## start

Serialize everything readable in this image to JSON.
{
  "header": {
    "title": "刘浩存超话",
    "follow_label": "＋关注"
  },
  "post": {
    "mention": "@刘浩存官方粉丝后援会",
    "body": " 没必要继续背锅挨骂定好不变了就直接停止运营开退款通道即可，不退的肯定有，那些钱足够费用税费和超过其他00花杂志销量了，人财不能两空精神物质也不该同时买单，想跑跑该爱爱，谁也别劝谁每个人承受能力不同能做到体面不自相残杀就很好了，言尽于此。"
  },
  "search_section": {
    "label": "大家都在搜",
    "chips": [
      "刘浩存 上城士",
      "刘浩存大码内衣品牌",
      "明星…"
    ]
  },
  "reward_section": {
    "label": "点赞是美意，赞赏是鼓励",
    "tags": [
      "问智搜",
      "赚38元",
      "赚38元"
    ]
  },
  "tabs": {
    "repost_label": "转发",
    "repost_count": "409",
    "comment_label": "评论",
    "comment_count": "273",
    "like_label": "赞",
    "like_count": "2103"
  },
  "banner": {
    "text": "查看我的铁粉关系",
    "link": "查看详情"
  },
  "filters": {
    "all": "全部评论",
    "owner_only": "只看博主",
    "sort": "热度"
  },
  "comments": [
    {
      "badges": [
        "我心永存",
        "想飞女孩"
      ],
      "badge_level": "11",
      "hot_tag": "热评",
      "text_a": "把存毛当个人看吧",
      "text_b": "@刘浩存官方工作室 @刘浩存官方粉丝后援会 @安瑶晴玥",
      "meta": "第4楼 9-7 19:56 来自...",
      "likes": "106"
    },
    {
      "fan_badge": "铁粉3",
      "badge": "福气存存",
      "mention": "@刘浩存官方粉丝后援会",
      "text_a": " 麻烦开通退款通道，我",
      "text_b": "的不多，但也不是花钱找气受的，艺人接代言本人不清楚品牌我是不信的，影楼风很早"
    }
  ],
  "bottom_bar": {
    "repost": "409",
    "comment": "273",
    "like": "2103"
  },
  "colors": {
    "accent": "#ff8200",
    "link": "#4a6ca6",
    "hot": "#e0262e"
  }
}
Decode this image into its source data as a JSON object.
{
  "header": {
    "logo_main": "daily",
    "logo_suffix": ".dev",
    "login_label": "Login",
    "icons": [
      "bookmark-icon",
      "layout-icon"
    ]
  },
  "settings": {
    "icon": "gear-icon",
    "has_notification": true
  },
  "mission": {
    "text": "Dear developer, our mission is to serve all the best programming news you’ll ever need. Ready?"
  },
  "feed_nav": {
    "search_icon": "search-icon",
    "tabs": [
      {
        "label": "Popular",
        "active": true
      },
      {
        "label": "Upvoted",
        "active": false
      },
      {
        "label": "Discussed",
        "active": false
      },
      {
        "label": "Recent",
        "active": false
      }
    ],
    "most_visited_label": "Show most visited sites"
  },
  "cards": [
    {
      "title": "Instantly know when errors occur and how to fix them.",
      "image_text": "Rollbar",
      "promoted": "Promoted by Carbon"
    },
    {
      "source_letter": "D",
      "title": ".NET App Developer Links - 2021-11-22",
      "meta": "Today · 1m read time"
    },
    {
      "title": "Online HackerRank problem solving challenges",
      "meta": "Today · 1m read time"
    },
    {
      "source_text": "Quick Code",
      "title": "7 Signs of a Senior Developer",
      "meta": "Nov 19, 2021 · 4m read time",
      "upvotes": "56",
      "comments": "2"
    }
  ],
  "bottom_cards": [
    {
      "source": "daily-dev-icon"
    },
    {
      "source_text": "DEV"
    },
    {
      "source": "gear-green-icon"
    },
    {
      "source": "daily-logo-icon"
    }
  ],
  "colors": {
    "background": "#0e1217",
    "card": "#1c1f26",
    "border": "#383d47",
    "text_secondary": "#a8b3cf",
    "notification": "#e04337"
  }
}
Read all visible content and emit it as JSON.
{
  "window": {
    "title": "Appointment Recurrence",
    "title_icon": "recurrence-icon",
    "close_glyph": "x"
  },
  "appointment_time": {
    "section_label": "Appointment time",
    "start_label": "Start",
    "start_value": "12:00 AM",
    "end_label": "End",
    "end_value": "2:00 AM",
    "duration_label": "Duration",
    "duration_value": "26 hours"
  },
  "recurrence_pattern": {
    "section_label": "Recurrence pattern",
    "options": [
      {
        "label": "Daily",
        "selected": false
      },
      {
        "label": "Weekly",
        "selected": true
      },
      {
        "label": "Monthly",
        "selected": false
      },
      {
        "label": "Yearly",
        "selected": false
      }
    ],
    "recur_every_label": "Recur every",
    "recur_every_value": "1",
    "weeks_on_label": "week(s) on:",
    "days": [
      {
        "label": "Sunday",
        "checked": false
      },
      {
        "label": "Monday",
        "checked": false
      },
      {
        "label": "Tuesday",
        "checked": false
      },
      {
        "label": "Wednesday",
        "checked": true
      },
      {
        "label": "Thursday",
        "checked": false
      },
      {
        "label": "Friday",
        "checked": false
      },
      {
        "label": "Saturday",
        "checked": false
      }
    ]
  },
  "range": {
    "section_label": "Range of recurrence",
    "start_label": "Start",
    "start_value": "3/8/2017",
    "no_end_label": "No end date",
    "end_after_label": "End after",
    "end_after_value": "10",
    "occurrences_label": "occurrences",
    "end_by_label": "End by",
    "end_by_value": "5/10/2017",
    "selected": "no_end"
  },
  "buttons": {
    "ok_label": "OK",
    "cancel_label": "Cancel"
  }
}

## end

Your task is to extract all of the records exactly.

_EXERCISE ANSWER_:
Serialize everything readable in this image to JSON.
{
  "header": {
    "title": "刘浩存超话",
    "follow_label": "＋关注"
  },
  "post": {
    "mention": "@刘浩存官方粉丝后援会",
    "body": " 没必要继续背锅挨骂定好不变了就直接停止运营开退款通道即可，不退的肯定有，那些钱足够费用税费和超过其他00花杂志销量了，人财不能两空精神物质也不该同时买单，想跑跑该爱爱，谁也别劝谁每个人承受能力不同能做到体面不自相残杀就很好了，言尽于此。"
  },
  "search_section": {
    "label": "大家都在搜",
    "chips": [
      "刘浩存 上城士",
      "刘浩存大码内衣品牌",
      "明星…"
    ]
  },
  "reward_section": {
    "label": "点赞是美意，赞赏是鼓励",
    "tags": [
      "问智搜",
      "赚38元",
      "赚38元"
    ]
  },
  "tabs": {
    "repost_label": "转发",
    "repost_count": "409",
    "comment_label": "评论",
    "comment_count": "273",
    "like_label": "赞",
    "like_count": "2103"
  },
  "banner": {
    "text": "查看我的铁粉关系",
    "link": "查看详情"
  },
  "filters": {
    "all": "全部评论",
    "owner_only": "只看博主",
    "sort": "热度"
  },
  "comments": [
    {
      "badges": [
        "我心永存",
        "想飞女孩"
      ],
      "badge_level": "11",
      "hot_tag": "热评",
      "text_a": "把存毛当个人看吧",
      "text_b": "@刘浩存官方工作室 @刘浩存官方粉丝后援会 @安瑶晴玥",
      "meta": "第4楼 9-7 19:56 来自...",
      "likes": "106"
    },
    {
      "fan_badge": "铁粉3",
      "badge": "福气存存",
      "mention": "@刘浩存官方粉丝后援会",
      "text_a": " 麻烦开通退款通道，我",
      "text_b": "的不多，但也不是花钱找气受的，艺人接代言本人不清楚品牌我是不信的，影楼风很早"
    }
  ],
  "bottom_bar": {
    "repost": "409",
    "comment": "273",
    "like": "2103"
  },
  "colors": {
    "accent": "#ff8200",
    "link": "#4a6ca6",
    "hot": "#e0262e"
  }
}
Decode this image into its source data as a JSON object.
{
  "header": {
    "logo_main": "daily",
    "logo_suffix": ".dev",
    "login_label": "Login",
    "icons": [
      "bookmark-icon",
      "layout-icon"
    ]
  },
  "settings": {
    "icon": "gear-icon",
    "has_notification": true
  },
  "mission": {
    "text": "Dear developer, our mission is to serve all the best programming news you’ll ever need. Ready?"
  },
  "feed_nav": {
    "search_icon": "search-icon",
    "tabs": [
      {
        "label": "Popular",
        "active": true
      },
      {
        "label": "Upvoted",
        "active": false
      },
      {
        "label": "Discussed",
        "active": false
      },
      {
        "label": "Recent",
        "active": false
      }
    ],
    "most_visited_label": "Show most visited sites"
  },
  "cards": [
    {
      "title": "Instantly know when errors occur and how to fix them.",
      "image_text": "Rollbar",
      "promoted": "Promoted by Carbon"
    },
    {
      "source_letter": "D",
      "title": ".NET App Developer Links - 2021-11-22",
      "meta": "Today · 1m read time"
    },
    {
      "title": "Online HackerRank problem solving challenges",
      "meta": "Today · 1m read time"
    },
    {
      "source_text": "Quick Code",
      "title": "7 Signs of a Senior Developer",
      "meta": "Nov 19, 2021 · 4m read time",
      "upvotes": "56",
      "comments": "2"
    }
  ],
  "bottom_cards": [
    {
      "source": "daily-dev-icon"
    },
    {
      "source_text": "DEV"
    },
    {
      "source": "gear-green-icon"
    },
    {
      "source": "daily-logo-icon"
    }
  ],
  "colors": {
    "background": "#0e1217",
    "card": "#1c1f26",
    "border": "#383d47",
    "text_secondary": "#a8b3cf",
    "notification": "#e04337"
  }
}
Read all visible content and emit it as JSON.
{
  "window": {
    "title": "Appointment Recurrence",
    "title_icon": "recurrence-icon",
    "close_glyph": "x"
  },
  "appointment_time": {
    "section_label": "Appointment time",
    "start_label": "Start",
    "start_value": "12:00 AM",
    "end_label": "End",
    "end_value": "2:00 AM",
    "duration_label": "Duration",
    "duration_value": "26 hours"
  },
  "recurrence_pattern": {
    "section_label": "Recurrence pattern",
    "options": [
      {
        "label": "Daily",
        "selected": false
      },
      {
        "label": "Weekly",
        "selected": true
      },
      {
        "label": "Monthly",
        "selected": false
      },
      {
        "label": "Yearly",
        "selected": false
      }
    ],
    "recur_every_label": "Recur every",
    "recur_every_value": "1",
    "weeks_on_label": "week(s) on:",
    "days": [
      {
        "label": "Sunday",
        "checked": false
      },
      {
        "label": "Monday",
        "checked": false
      },
      {
        "label": "Tuesday",
        "checked": false
      },
      {
        "label": "Wednesday",
        "checked": true
      },
      {
        "label": "Thursday",
        "checked": false
      },
      {
        "label": "Friday",
        "checked": false
      },
      {
        "label": "Saturday",
        "checked": false
      }
    ]
  },
  "range": {
    "section_label": "Range of recurrence",
    "start_label": "Start",
    "start_value": "3/8/2017",
    "no_end_label": "No end date",
    "end_after_label": "End after",
    "end_after_value": "10",
    "occurrences_label": "occurrences",
    "end_by_label": "End by",
    "end_by_value": "5/10/2017",
    "selected": "no_end"
  },
  "buttons": {
    "ok_label": "OK",
    "cancel_label": "Cancel"
  }
}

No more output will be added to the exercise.